→ **ESTRATTO DEL DOCUMENTO**

Del resto i kosovari hanno festeggiato l'indipendenza sventolando la
bandiera dell'Albania (rossa con l'aquila nera), non quella del Kosovo
indipendente, che riporta il profilo geografico del paese su sfondo
blu, con l'aggiunta di sei stelle che rappresenterebbero le "sei etnie"
del paese, dato che esso non ha un simbolo né colori nazionali.
Non che l'Albania come entità politica voglia annettersi il
Kosovo, anche se i nazionalisti panalbanesi continuano a sognare una
Grande Albania che includa, oltre all'Albania attuale ed al Kosovo,
territori che oggi fanno ancora parte di Serbia e Macedonia.
Lo stato di diritto in Kosovo non esiste, conta la volontà dei
capi fazione che sono nello stesso tempo i principali esponenti della
politica e delle organizzazioni extralegali, insomma mafiose. Lo status
indefinito e la mancanza di regole non consentono l'instaurazione di un
sistema economico funzionale, il che rende il nuovo stato dipendente da
un lato dagli aiuti internazionali, dall'altro dall'economia illegale.

→ **DA SVOLGERE**
Rispondi a queste domande sull'estratto dedicato al Kosovo:
1. Quale bandiera hanno sventolato i kosovari per festeggiare l'indipendenza?
2. Che cosa rappresenterebbero le sei stelle sulla bandiera del Kosovo indipendente?
3. Da quali due fonti dipende il nuovo stato?
Per rispondere basta l'estratto, senza altre fonti.

→ **DATI**
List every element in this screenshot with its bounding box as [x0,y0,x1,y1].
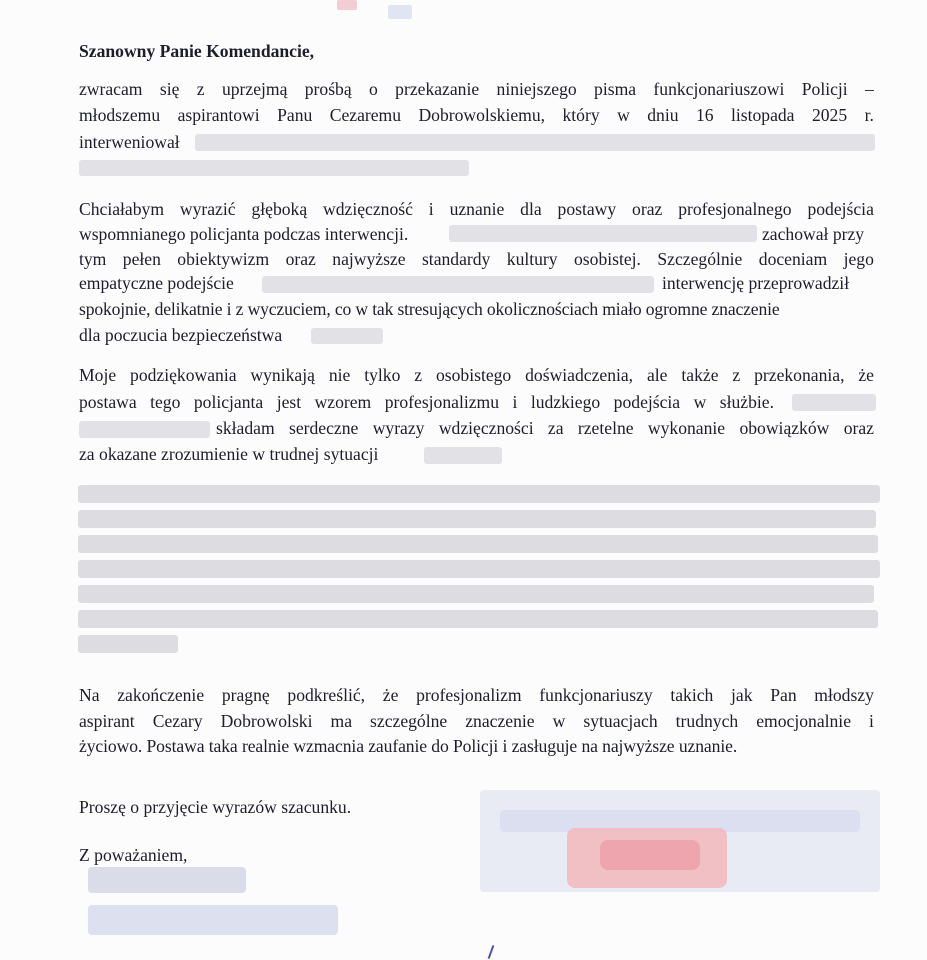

* * *

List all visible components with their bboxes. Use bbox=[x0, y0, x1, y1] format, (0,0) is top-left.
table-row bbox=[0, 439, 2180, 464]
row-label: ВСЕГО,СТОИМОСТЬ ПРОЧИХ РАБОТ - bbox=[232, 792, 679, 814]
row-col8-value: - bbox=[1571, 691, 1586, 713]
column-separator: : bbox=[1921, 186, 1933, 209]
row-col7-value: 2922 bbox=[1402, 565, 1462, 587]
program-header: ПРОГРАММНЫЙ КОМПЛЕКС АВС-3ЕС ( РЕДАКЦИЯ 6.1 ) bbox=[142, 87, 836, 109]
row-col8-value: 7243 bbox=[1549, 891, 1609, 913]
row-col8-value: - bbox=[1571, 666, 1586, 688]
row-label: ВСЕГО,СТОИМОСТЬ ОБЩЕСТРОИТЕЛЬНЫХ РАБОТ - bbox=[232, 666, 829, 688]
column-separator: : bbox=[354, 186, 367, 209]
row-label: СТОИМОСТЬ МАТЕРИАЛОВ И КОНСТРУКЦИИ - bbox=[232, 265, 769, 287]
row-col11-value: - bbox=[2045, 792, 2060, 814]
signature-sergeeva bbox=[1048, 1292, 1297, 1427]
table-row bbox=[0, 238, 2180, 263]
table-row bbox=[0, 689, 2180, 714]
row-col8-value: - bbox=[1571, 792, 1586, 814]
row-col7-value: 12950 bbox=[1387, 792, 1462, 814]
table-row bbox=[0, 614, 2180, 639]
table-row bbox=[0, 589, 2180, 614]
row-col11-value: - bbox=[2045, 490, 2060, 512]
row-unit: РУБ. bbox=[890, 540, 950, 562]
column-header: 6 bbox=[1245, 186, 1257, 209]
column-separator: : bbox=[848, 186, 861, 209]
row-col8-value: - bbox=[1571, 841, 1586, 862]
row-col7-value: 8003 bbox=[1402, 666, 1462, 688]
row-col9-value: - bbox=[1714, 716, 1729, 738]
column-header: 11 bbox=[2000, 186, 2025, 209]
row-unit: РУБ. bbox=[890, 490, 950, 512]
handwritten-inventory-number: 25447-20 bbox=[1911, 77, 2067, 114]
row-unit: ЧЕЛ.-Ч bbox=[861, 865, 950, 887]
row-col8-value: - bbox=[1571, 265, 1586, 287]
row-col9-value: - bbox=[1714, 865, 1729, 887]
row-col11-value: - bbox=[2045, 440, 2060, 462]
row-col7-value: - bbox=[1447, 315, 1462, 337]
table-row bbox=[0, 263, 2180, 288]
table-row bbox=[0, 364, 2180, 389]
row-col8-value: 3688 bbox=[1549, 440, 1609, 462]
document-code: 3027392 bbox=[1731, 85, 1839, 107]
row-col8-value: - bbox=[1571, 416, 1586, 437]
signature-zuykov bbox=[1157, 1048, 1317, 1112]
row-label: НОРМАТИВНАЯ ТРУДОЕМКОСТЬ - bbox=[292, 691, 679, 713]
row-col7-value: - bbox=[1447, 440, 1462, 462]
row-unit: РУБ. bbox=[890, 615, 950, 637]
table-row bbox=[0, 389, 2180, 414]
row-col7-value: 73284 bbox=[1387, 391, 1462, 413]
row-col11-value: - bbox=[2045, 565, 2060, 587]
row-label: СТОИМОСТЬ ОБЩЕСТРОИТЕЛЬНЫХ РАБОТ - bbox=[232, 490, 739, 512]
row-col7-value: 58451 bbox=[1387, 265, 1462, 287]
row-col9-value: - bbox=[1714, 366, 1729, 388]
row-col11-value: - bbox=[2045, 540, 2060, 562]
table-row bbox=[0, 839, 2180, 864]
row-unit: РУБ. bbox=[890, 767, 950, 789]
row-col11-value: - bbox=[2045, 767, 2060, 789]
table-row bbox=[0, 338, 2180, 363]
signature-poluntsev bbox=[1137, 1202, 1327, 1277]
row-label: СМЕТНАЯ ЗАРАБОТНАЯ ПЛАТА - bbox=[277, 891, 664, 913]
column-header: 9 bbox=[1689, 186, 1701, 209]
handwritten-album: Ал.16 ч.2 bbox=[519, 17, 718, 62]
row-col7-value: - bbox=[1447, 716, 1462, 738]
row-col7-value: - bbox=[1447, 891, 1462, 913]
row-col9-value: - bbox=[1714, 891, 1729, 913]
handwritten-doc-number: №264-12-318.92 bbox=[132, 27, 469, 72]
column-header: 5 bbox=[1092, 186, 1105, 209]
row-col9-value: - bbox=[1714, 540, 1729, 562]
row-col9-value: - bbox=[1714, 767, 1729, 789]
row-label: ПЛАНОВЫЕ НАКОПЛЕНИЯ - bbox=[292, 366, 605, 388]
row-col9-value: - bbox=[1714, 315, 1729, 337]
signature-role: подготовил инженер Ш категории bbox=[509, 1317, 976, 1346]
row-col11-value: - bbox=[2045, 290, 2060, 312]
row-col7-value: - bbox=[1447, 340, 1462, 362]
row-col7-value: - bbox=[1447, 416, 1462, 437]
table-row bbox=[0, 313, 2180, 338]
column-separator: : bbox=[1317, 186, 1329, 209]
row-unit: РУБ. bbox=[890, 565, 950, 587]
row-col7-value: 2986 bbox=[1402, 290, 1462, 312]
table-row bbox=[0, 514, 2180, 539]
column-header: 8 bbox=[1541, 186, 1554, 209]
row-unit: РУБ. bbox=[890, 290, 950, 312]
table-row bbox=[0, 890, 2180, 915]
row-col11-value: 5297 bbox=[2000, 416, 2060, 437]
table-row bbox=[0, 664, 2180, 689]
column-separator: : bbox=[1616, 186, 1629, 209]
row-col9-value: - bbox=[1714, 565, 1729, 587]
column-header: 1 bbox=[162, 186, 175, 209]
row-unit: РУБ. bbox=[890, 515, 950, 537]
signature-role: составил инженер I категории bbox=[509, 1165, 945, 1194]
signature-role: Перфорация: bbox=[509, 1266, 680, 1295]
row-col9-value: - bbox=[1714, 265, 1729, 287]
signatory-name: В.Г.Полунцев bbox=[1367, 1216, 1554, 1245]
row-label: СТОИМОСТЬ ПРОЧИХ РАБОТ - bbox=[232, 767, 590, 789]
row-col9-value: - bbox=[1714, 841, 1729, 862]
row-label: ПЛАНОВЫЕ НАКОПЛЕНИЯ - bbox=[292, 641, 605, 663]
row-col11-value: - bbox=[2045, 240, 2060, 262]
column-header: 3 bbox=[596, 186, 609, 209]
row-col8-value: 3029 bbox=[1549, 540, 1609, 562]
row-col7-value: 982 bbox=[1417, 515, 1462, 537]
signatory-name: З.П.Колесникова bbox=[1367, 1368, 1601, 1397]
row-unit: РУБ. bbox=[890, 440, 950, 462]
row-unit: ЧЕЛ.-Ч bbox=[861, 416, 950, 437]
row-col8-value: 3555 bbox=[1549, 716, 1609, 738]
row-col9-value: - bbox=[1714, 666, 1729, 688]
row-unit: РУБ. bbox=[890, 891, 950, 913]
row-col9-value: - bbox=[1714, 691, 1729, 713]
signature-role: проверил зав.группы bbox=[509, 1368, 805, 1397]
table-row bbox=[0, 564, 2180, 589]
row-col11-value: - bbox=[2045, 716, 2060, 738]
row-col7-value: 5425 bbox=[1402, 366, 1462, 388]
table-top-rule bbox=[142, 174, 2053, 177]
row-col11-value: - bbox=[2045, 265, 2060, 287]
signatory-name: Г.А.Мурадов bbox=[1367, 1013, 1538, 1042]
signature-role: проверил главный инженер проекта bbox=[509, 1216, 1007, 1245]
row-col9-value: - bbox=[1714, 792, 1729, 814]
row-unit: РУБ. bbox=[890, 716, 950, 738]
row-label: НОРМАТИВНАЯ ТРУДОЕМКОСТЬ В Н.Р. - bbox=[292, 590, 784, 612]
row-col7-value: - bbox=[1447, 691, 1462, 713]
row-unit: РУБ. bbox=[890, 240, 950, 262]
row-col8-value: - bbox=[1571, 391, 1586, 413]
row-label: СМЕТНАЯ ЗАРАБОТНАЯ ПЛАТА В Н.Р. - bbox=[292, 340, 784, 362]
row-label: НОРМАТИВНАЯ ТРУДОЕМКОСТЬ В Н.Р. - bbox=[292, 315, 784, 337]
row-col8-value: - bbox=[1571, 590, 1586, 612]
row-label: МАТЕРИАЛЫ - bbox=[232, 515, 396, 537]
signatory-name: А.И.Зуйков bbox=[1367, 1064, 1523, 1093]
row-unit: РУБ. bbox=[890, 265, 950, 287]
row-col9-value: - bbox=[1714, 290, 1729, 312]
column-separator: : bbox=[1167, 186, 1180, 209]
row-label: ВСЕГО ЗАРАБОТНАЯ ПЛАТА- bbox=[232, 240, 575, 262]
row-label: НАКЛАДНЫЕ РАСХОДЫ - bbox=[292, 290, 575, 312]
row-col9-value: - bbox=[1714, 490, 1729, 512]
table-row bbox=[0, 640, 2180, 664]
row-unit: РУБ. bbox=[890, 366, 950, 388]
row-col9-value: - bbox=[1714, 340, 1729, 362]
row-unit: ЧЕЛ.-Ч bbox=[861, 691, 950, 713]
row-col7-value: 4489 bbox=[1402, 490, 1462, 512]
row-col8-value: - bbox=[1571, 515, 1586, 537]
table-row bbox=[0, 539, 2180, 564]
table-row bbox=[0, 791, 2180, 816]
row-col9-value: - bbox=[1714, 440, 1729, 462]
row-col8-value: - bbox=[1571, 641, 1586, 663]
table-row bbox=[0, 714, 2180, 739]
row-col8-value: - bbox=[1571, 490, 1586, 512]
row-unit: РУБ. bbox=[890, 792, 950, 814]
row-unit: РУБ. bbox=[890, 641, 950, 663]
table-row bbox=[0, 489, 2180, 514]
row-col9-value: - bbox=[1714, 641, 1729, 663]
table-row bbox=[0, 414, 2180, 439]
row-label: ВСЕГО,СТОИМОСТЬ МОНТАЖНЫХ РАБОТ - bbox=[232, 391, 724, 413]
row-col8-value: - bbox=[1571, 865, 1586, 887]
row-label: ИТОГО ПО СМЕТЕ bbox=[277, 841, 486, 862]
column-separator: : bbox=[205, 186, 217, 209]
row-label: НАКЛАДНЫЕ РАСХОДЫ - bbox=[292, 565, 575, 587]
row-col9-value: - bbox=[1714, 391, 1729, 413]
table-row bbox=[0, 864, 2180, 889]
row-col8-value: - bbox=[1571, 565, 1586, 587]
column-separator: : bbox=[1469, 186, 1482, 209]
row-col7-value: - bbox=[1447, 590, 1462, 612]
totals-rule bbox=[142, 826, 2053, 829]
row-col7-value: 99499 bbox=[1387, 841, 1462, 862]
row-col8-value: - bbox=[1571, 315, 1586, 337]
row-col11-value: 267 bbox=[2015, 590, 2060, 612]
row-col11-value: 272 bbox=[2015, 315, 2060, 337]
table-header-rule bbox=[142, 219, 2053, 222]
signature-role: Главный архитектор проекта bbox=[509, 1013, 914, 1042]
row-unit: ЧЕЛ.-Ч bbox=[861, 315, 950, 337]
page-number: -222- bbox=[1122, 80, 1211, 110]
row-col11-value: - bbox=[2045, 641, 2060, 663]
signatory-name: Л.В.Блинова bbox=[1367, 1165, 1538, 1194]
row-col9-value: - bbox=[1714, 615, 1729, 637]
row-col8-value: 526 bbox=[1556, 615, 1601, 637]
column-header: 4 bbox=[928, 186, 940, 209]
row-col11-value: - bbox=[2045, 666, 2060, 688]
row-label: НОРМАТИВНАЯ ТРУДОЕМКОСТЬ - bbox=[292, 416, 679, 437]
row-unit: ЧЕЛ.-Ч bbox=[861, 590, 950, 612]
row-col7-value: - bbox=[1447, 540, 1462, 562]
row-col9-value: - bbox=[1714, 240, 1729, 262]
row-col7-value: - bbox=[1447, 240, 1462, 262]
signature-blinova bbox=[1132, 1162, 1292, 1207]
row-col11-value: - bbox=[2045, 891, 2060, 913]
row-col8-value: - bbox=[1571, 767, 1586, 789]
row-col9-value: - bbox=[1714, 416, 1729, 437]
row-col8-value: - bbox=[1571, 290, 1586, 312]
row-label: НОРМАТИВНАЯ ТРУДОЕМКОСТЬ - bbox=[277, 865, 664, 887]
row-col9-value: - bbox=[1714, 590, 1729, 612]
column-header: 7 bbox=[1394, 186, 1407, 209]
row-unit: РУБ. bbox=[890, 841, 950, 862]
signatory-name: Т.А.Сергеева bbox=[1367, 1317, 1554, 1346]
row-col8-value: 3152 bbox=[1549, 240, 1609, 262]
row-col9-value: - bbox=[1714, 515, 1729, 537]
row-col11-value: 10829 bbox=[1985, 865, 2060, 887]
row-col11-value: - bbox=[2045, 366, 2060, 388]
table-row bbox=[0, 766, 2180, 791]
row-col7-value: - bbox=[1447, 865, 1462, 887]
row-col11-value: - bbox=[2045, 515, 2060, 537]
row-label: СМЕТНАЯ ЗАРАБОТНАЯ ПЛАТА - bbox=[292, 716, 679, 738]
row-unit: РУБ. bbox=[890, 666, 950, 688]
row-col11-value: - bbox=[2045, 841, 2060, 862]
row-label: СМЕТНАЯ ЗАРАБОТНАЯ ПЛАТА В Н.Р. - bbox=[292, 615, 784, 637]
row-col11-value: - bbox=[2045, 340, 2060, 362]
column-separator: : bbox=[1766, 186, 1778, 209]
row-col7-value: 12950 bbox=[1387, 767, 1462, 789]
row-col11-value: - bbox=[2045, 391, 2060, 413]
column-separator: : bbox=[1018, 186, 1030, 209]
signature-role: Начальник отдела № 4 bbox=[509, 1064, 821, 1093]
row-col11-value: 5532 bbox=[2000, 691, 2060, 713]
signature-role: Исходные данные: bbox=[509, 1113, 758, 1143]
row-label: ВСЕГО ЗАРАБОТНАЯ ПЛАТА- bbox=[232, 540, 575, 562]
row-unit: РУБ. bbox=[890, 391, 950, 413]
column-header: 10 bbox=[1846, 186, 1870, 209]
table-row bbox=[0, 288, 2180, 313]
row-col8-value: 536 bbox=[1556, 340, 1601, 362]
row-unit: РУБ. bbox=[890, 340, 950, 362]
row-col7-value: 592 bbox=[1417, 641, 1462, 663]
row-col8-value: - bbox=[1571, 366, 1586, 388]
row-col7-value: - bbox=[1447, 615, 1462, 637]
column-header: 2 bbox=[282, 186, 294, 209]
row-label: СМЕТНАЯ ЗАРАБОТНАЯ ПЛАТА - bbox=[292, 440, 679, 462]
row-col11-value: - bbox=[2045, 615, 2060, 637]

→ **RISPOSTA CORRETTA**
1. Quella dell'Albania, rossa con l'aquila nera.
2. Le "sei etnie" del paese.
3. Dagli aiuti internazionali e dall'economia illegale.